* [EXERCISE DESCRIPTION] Search the material below for the string "logo" and extract each line that has it.

* [RECORDS TO PROCESS]
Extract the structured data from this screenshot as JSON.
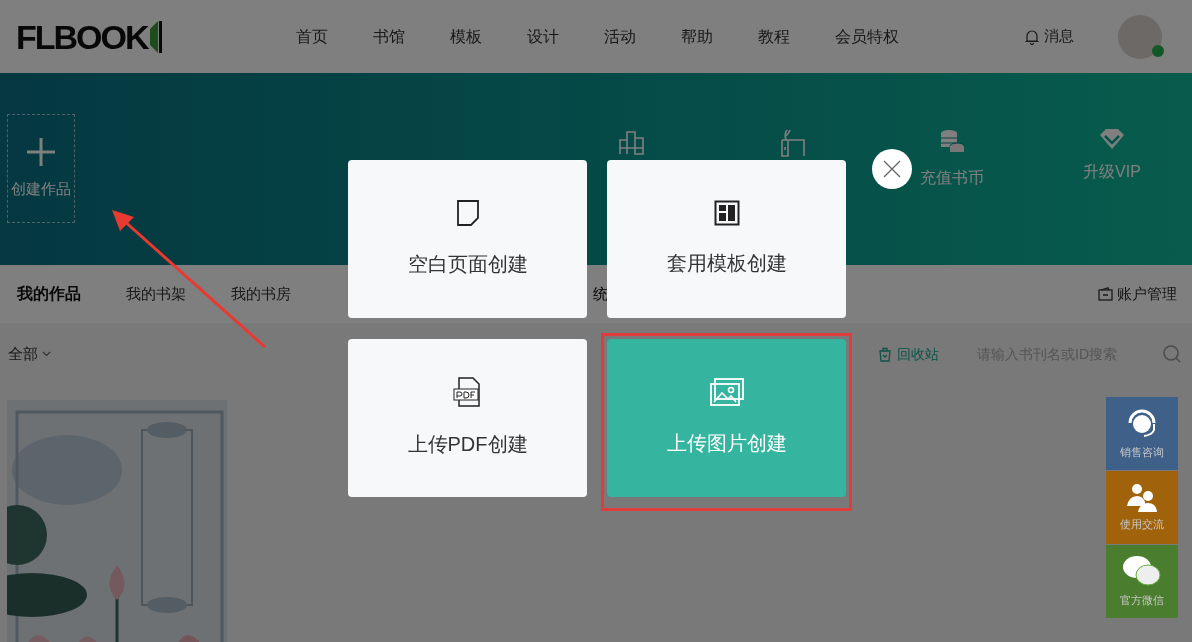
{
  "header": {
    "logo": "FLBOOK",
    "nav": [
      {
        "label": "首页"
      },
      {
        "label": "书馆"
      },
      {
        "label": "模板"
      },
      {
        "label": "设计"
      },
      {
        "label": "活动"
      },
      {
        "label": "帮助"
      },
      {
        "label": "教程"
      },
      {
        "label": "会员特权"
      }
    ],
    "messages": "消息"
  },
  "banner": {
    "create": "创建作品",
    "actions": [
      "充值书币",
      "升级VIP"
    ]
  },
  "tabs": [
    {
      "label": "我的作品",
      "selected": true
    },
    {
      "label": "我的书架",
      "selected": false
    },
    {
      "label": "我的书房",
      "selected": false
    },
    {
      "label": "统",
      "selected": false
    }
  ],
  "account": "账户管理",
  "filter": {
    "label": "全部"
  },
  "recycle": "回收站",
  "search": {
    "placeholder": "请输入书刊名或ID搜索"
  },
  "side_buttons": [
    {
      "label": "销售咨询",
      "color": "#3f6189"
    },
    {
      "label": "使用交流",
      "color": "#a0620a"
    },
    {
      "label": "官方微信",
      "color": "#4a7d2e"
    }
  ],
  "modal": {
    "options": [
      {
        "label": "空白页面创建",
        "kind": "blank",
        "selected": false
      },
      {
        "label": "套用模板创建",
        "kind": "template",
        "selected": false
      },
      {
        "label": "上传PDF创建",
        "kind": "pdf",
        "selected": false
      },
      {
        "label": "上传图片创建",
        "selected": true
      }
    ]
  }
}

--

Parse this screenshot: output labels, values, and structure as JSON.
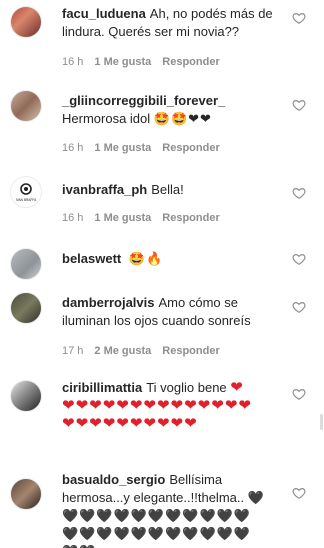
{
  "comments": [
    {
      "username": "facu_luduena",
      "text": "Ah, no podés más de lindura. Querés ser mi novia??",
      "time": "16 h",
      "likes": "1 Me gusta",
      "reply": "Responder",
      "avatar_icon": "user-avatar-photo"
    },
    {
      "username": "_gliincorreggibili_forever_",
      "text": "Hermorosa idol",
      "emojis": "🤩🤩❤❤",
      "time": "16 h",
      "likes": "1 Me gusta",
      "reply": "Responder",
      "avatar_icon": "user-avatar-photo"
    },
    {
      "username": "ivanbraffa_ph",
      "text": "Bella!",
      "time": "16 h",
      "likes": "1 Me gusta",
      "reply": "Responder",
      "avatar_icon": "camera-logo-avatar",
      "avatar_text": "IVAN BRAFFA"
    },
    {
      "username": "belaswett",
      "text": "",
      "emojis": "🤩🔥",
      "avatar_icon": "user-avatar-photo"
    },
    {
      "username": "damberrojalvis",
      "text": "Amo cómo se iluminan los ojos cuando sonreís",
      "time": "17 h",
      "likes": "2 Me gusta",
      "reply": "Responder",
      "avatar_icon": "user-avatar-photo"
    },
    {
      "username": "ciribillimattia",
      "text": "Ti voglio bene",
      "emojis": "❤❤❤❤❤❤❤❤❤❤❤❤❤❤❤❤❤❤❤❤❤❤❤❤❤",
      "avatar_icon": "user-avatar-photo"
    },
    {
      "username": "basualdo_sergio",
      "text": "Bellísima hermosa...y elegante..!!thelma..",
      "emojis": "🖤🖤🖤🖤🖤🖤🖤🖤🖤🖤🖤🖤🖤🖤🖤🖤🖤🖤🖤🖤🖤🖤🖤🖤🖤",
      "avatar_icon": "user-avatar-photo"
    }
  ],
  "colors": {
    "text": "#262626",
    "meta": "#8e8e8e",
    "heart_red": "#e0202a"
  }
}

* [TASK OUTPUT]
    "logo": "FLBOOK",
      "avatar_icon": "camera-logo-avatar",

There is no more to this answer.